Make an exact copy of the listing below.

> [DATA FOR THIS EXERCISE]
**********

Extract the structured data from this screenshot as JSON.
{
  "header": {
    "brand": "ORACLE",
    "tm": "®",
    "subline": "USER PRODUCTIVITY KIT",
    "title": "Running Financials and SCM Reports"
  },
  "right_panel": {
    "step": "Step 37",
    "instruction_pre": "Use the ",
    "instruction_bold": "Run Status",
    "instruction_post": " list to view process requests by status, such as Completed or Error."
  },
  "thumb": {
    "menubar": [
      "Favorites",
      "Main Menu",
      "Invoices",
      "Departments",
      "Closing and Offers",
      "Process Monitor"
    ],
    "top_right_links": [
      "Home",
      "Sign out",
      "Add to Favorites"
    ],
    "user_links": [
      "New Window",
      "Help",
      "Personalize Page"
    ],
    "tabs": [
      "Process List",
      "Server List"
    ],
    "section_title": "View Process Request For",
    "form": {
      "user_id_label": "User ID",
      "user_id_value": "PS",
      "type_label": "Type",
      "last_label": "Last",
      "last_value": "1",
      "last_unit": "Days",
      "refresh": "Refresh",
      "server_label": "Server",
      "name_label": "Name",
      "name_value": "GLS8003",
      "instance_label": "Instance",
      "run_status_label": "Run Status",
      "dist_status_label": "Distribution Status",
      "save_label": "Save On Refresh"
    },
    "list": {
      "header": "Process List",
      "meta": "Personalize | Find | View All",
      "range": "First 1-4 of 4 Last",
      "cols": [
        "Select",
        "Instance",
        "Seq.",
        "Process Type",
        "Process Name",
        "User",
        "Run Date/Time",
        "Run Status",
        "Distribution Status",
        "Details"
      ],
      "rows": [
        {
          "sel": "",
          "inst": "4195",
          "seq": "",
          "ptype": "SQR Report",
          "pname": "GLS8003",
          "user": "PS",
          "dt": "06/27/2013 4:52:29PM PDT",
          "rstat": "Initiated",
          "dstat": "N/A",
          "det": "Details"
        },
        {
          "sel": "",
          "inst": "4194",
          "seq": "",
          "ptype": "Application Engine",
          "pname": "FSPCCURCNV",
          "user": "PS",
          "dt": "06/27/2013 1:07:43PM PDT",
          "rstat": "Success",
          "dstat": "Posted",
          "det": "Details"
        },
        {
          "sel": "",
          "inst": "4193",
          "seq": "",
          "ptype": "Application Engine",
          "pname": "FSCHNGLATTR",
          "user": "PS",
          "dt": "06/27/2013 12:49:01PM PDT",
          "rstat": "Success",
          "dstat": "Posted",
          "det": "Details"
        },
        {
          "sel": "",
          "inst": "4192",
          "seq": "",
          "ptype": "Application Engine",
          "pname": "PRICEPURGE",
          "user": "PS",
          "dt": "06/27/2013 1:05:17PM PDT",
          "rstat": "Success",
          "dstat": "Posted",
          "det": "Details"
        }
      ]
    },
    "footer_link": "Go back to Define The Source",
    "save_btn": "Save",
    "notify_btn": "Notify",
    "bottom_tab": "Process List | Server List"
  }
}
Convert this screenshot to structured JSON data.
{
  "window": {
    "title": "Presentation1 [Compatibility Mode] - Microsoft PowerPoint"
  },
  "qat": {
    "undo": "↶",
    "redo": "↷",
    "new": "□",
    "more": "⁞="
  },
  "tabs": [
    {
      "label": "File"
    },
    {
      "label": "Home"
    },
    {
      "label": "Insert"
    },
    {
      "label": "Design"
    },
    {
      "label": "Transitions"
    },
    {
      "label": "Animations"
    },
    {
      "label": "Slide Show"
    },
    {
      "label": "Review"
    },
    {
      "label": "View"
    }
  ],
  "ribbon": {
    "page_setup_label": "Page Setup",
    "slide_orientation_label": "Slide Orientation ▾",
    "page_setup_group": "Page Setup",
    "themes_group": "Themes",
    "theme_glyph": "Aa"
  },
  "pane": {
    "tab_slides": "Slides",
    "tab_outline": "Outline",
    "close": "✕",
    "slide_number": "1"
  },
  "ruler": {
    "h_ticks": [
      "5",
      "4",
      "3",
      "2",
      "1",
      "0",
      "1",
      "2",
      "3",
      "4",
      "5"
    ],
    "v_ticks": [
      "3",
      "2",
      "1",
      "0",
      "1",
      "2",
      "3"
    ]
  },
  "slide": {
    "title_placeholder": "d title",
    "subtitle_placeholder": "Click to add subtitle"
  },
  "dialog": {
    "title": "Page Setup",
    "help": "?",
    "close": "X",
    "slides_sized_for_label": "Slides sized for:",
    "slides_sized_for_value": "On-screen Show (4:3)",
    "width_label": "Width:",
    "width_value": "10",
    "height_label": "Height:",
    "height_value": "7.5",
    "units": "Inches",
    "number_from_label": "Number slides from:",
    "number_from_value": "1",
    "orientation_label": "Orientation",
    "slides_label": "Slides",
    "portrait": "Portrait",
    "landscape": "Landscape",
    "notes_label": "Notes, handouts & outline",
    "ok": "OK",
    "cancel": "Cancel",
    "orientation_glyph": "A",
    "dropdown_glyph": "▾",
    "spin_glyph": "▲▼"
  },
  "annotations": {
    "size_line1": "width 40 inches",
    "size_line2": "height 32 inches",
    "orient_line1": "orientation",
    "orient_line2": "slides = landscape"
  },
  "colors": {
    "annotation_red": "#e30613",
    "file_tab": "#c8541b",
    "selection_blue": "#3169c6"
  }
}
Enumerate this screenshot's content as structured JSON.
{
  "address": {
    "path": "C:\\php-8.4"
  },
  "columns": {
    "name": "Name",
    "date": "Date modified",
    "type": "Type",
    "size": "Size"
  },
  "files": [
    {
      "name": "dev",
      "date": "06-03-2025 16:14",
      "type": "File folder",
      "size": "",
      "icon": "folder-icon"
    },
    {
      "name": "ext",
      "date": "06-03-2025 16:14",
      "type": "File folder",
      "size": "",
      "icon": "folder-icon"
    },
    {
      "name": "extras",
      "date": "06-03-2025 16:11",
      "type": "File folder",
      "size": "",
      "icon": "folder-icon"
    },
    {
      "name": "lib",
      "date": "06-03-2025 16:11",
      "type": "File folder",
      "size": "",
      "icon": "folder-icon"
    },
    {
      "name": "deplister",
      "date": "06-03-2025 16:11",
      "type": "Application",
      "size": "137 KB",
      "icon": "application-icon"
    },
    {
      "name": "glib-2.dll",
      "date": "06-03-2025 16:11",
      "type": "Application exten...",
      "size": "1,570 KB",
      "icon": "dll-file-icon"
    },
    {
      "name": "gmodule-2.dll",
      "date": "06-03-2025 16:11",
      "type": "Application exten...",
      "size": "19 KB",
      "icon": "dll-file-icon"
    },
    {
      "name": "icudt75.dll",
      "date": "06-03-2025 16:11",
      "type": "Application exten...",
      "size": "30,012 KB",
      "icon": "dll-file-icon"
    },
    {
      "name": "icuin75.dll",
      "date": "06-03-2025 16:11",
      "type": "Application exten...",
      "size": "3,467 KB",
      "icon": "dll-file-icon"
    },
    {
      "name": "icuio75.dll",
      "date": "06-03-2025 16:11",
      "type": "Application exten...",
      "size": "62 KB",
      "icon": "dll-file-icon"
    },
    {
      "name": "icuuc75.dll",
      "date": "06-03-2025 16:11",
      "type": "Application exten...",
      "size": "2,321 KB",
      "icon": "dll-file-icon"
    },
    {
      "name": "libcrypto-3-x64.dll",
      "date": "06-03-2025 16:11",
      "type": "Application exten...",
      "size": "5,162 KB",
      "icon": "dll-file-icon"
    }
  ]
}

**********

> [ANSWER TO THE TASK]
Extract the structured data from this screenshot as JSON.
{
  "header": {
    "brand": "ORACLE",
    "tm": "®",
    "subline": "USER PRODUCTIVITY KIT",
    "title": "Running Financials and SCM Reports"
  },
  "right_panel": {
    "step": "Step 37",
    "instruction_pre": "Use the ",
    "instruction_bold": "Run Status",
    "instruction_post": " list to view process requests by status, such as Completed or Error."
  },
  "thumb": {
    "menubar": [
      "Favorites",
      "Main Menu",
      "Invoices",
      "Departments",
      "Closing and Offers",
      "Process Monitor"
    ],
    "top_right_links": [
      "Home",
      "Sign out",
      "Add to Favorites"
    ],
    "user_links": [
      "New Window",
      "Help",
      "Personalize Page"
    ],
    "tabs": [
      "Process List",
      "Server List"
    ],
    "section_title": "View Process Request For",
    "form": {
      "user_id_label": "User ID",
      "user_id_value": "PS",
      "type_label": "Type",
      "last_label": "Last",
      "last_value": "1",
      "last_unit": "Days",
      "refresh": "Refresh",
      "server_label": "Server",
      "name_label": "Name",
      "name_value": "GLS8003",
      "instance_label": "Instance",
      "run_status_label": "Run Status",
      "dist_status_label": "Distribution Status",
      "save_label": "Save On Refresh"
    },
    "list": {
      "header": "Process List",
      "meta": "Personalize | Find | View All",
      "range": "First 1-4 of 4 Last",
      "cols": [
        "Select",
        "Instance",
        "Seq.",
        "Process Type",
        "Process Name",
        "User",
        "Run Date/Time",
        "Run Status",
        "Distribution Status",
        "Details"
      ],
      "rows": [
        {
          "sel": "",
          "inst": "4195",
          "seq": "",
          "ptype": "SQR Report",
          "pname": "GLS8003",
          "user": "PS",
          "dt": "06/27/2013 4:52:29PM PDT",
          "rstat": "Initiated",
          "dstat": "N/A",
          "det": "Details"
        },
        {
          "sel": "",
          "inst": "4194",
          "seq": "",
          "ptype": "Application Engine",
          "pname": "FSPCCURCNV",
          "user": "PS",
          "dt": "06/27/2013 1:07:43PM PDT",
          "rstat": "Success",
          "dstat": "Posted",
          "det": "Details"
        },
        {
          "sel": "",
          "inst": "4193",
          "seq": "",
          "ptype": "Application Engine",
          "pname": "FSCHNGLATTR",
          "user": "PS",
          "dt": "06/27/2013 12:49:01PM PDT",
          "rstat": "Success",
          "dstat": "Posted",
          "det": "Details"
        },
        {
          "sel": "",
          "inst": "4192",
          "seq": "",
          "ptype": "Application Engine",
          "pname": "PRICEPURGE",
          "user": "PS",
          "dt": "06/27/2013 1:05:17PM PDT",
          "rstat": "Success",
          "dstat": "Posted",
          "det": "Details"
        }
      ]
    },
    "footer_link": "Go back to Define The Source",
    "save_btn": "Save",
    "notify_btn": "Notify",
    "bottom_tab": "Process List | Server List"
  }
}
Convert this screenshot to structured JSON data.
{
  "window": {
    "title": "Presentation1 [Compatibility Mode] - Microsoft PowerPoint"
  },
  "qat": {
    "undo": "↶",
    "redo": "↷",
    "new": "□",
    "more": "⁞="
  },
  "tabs": [
    {
      "label": "File"
    },
    {
      "label": "Home"
    },
    {
      "label": "Insert"
    },
    {
      "label": "Design"
    },
    {
      "label": "Transitions"
    },
    {
      "label": "Animations"
    },
    {
      "label": "Slide Show"
    },
    {
      "label": "Review"
    },
    {
      "label": "View"
    }
  ],
  "ribbon": {
    "page_setup_label": "Page Setup",
    "slide_orientation_label": "Slide Orientation ▾",
    "page_setup_group": "Page Setup",
    "themes_group": "Themes",
    "theme_glyph": "Aa"
  },
  "pane": {
    "tab_slides": "Slides",
    "tab_outline": "Outline",
    "close": "✕",
    "slide_number": "1"
  },
  "ruler": {
    "h_ticks": [
      "5",
      "4",
      "3",
      "2",
      "1",
      "0",
      "1",
      "2",
      "3",
      "4",
      "5"
    ],
    "v_ticks": [
      "3",
      "2",
      "1",
      "0",
      "1",
      "2",
      "3"
    ]
  },
  "slide": {
    "title_placeholder": "d title",
    "subtitle_placeholder": "Click to add subtitle"
  },
  "dialog": {
    "title": "Page Setup",
    "help": "?",
    "close": "X",
    "slides_sized_for_label": "Slides sized for:",
    "slides_sized_for_value": "On-screen Show (4:3)",
    "width_label": "Width:",
    "width_value": "10",
    "height_label": "Height:",
    "height_value": "7.5",
    "units": "Inches",
    "number_from_label": "Number slides from:",
    "number_from_value": "1",
    "orientation_label": "Orientation",
    "slides_label": "Slides",
    "portrait": "Portrait",
    "landscape": "Landscape",
    "notes_label": "Notes, handouts & outline",
    "ok": "OK",
    "cancel": "Cancel",
    "orientation_glyph": "A",
    "dropdown_glyph": "▾",
    "spin_glyph": "▲▼"
  },
  "annotations": {
    "size_line1": "width 40 inches",
    "size_line2": "height 32 inches",
    "orient_line1": "orientation",
    "orient_line2": "slides = landscape"
  },
  "colors": {
    "annotation_red": "#e30613",
    "file_tab": "#c8541b",
    "selection_blue": "#3169c6"
  }
}
Enumerate this screenshot's content as structured JSON.
{
  "address": {
    "path": "C:\\php-8.4"
  },
  "columns": {
    "name": "Name",
    "date": "Date modified",
    "type": "Type",
    "size": "Size"
  },
  "files": [
    {
      "name": "dev",
      "date": "06-03-2025 16:14",
      "type": "File folder",
      "size": "",
      "icon": "folder-icon"
    },
    {
      "name": "ext",
      "date": "06-03-2025 16:14",
      "type": "File folder",
      "size": "",
      "icon": "folder-icon"
    },
    {
      "name": "extras",
      "date": "06-03-2025 16:11",
      "type": "File folder",
      "size": "",
      "icon": "folder-icon"
    },
    {
      "name": "lib",
      "date": "06-03-2025 16:11",
      "type": "File folder",
      "size": "",
      "icon": "folder-icon"
    },
    {
      "name": "deplister",
      "date": "06-03-2025 16:11",
      "type": "Application",
      "size": "137 KB",
      "icon": "application-icon"
    },
    {
      "name": "glib-2.dll",
      "date": "06-03-2025 16:11",
      "type": "Application exten...",
      "size": "1,570 KB",
      "icon": "dll-file-icon"
    },
    {
      "name": "gmodule-2.dll",
      "date": "06-03-2025 16:11",
      "type": "Application exten...",
      "size": "19 KB",
      "icon": "dll-file-icon"
    },
    {
      "name": "icudt75.dll",
      "date": "06-03-2025 16:11",
      "type": "Application exten...",
      "size": "30,012 KB",
      "icon": "dll-file-icon"
    },
    {
      "name": "icuin75.dll",
      "date": "06-03-2025 16:11",
      "type": "Application exten...",
      "size": "3,467 KB",
      "icon": "dll-file-icon"
    },
    {
      "name": "icuio75.dll",
      "date": "06-03-2025 16:11",
      "type": "Application exten...",
      "size": "62 KB",
      "icon": "dll-file-icon"
    },
    {
      "name": "icuuc75.dll",
      "date": "06-03-2025 16:11",
      "type": "Application exten...",
      "size": "2,321 KB",
      "icon": "dll-file-icon"
    },
    {
      "name": "libcrypto-3-x64.dll",
      "date": "06-03-2025 16:11",
      "type": "Application exten...",
      "size": "5,162 KB",
      "icon": "dll-file-icon"
    }
  ]
}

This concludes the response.